**TO DO:** Pick out all lines of the entries that include the word "COPSE" and copy them.

══ PROVIDED MATERIAL ══

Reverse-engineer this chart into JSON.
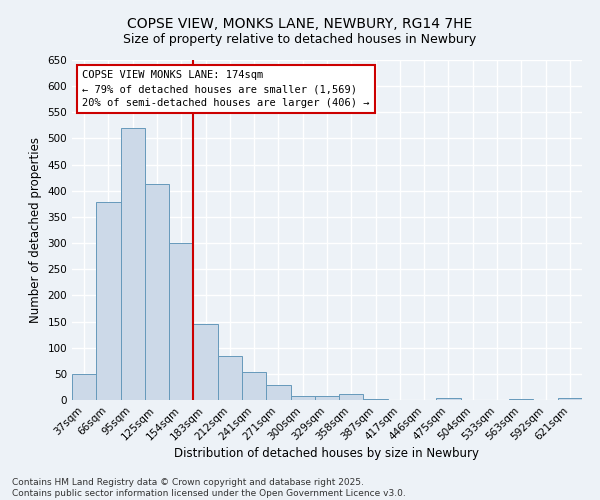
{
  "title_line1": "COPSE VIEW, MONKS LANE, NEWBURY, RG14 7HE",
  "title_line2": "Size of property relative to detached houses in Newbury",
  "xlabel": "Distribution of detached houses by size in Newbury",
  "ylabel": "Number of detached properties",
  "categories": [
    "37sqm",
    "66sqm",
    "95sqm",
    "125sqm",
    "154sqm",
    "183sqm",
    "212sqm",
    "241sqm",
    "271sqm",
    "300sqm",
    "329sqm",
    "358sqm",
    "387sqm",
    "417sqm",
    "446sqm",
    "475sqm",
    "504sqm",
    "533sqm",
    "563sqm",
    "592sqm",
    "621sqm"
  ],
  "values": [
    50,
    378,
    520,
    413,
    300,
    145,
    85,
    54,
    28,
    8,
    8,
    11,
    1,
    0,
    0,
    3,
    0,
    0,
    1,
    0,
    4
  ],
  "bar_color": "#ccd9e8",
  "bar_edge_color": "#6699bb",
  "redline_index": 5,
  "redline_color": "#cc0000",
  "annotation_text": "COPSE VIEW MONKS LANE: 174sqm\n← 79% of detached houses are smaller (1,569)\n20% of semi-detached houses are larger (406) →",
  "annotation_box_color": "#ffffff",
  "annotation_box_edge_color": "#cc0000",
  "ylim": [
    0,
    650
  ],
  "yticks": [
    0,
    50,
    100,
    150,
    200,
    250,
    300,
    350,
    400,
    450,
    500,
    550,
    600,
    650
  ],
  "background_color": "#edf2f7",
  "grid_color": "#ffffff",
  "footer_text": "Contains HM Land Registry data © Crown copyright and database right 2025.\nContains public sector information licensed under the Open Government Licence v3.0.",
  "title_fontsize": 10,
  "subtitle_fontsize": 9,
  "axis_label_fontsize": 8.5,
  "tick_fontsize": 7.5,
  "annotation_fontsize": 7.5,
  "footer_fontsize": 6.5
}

═══
══ PROVIDED MATERIAL ══

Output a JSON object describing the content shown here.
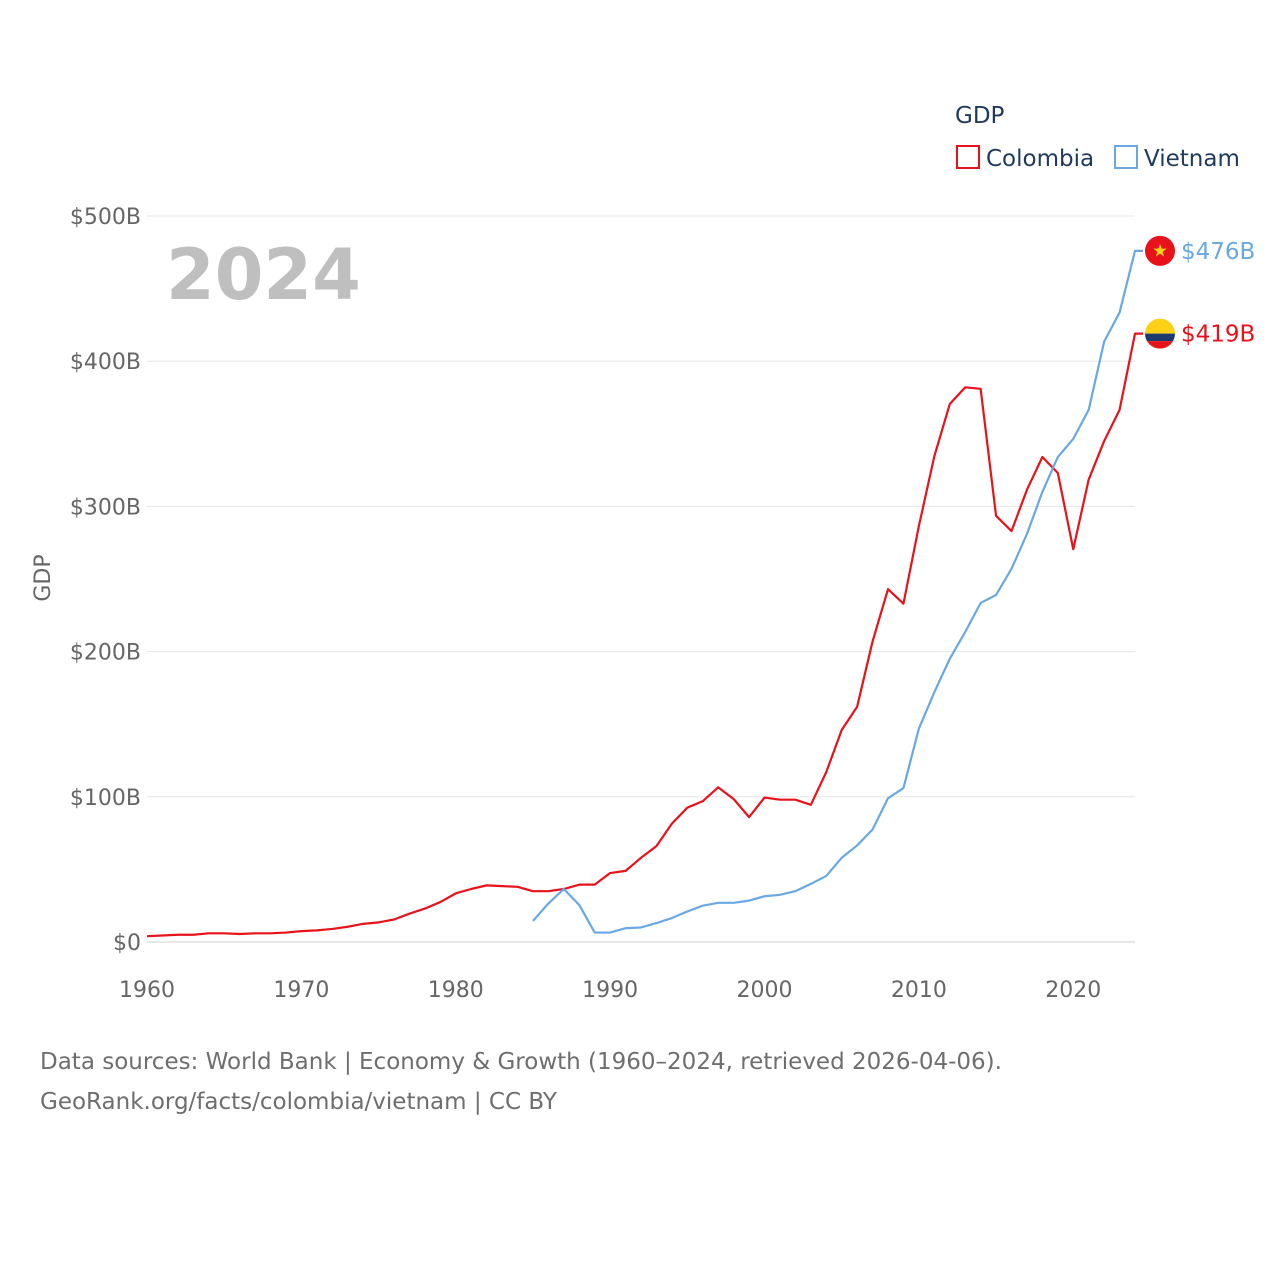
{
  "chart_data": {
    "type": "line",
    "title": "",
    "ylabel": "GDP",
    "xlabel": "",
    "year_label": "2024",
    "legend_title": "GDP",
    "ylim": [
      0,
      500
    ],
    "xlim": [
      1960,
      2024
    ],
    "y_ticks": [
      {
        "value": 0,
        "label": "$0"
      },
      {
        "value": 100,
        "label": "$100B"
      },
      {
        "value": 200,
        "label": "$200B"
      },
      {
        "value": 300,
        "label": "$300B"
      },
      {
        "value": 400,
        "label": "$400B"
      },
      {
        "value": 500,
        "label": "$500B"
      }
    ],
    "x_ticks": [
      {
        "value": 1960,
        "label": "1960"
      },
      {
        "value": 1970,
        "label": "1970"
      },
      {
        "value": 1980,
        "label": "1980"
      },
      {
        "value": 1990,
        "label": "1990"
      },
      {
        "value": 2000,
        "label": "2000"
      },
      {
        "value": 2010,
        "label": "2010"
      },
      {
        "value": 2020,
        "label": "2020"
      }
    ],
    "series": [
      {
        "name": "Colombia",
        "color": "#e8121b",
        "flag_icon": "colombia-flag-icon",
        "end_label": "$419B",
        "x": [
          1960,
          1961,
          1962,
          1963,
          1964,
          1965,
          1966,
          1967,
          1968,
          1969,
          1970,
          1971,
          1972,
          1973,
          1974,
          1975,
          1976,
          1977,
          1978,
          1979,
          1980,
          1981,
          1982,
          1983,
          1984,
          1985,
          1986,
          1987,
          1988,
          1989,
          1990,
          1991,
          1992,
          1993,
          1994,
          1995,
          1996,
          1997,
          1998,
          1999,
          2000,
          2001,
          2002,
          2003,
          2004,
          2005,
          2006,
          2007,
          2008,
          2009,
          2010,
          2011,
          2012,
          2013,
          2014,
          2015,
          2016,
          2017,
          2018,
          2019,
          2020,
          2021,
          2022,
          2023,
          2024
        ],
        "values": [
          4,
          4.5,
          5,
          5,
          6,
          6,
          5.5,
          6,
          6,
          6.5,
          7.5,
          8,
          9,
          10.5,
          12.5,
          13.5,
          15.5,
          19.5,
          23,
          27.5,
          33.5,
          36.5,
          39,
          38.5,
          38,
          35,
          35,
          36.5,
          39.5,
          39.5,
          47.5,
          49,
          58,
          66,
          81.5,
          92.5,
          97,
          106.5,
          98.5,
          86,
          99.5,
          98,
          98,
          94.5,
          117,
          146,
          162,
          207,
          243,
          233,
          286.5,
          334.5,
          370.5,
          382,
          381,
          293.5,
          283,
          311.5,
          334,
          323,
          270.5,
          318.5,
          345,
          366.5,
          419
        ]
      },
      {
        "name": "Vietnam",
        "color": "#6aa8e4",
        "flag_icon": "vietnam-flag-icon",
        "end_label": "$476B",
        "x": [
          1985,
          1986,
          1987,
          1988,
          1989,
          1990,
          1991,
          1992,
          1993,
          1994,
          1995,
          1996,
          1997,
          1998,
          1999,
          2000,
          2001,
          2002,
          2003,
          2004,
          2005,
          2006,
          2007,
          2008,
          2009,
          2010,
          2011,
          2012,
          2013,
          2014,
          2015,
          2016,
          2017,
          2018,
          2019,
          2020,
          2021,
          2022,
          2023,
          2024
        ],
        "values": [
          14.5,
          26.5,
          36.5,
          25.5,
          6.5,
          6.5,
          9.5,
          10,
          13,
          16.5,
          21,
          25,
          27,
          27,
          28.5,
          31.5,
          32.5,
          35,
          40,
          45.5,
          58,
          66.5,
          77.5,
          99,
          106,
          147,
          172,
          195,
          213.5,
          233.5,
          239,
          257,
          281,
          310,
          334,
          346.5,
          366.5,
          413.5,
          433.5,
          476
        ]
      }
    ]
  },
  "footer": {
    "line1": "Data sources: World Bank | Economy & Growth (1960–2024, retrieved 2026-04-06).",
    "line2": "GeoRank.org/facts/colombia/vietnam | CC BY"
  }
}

═══

**ANSWER TO THE PROBLEM:**
  "title_line1": "COPSE VIEW, MONKS LANE, NEWBURY, RG14 7HE",
  "annotation_text": "COPSE VIEW MONKS LANE: 174sqm\n← 79% of detached houses are smaller (1,569)\n20% of semi-detached houses are larger (406) →",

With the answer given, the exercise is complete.